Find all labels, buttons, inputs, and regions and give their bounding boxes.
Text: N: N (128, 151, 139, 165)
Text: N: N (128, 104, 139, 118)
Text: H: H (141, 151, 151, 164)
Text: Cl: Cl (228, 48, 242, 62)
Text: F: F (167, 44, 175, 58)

Gestellte Aufgabe: Schreibe alle Zeilen der Einträge als nummerierte Liste um und lass dabei Leerzeilen weg.

Ergebnis:
1. Find all labels, buttons, inputs, and regions and give their bounding boxes.
2. Text: N: N (128, 151, 139, 165)
3. Text: N: N (128, 104, 139, 118)
4. Text: H: H (141, 151, 151, 164)
5. Text: Cl: Cl (228, 48, 242, 62)
6. Text: F: F (167, 44, 175, 58)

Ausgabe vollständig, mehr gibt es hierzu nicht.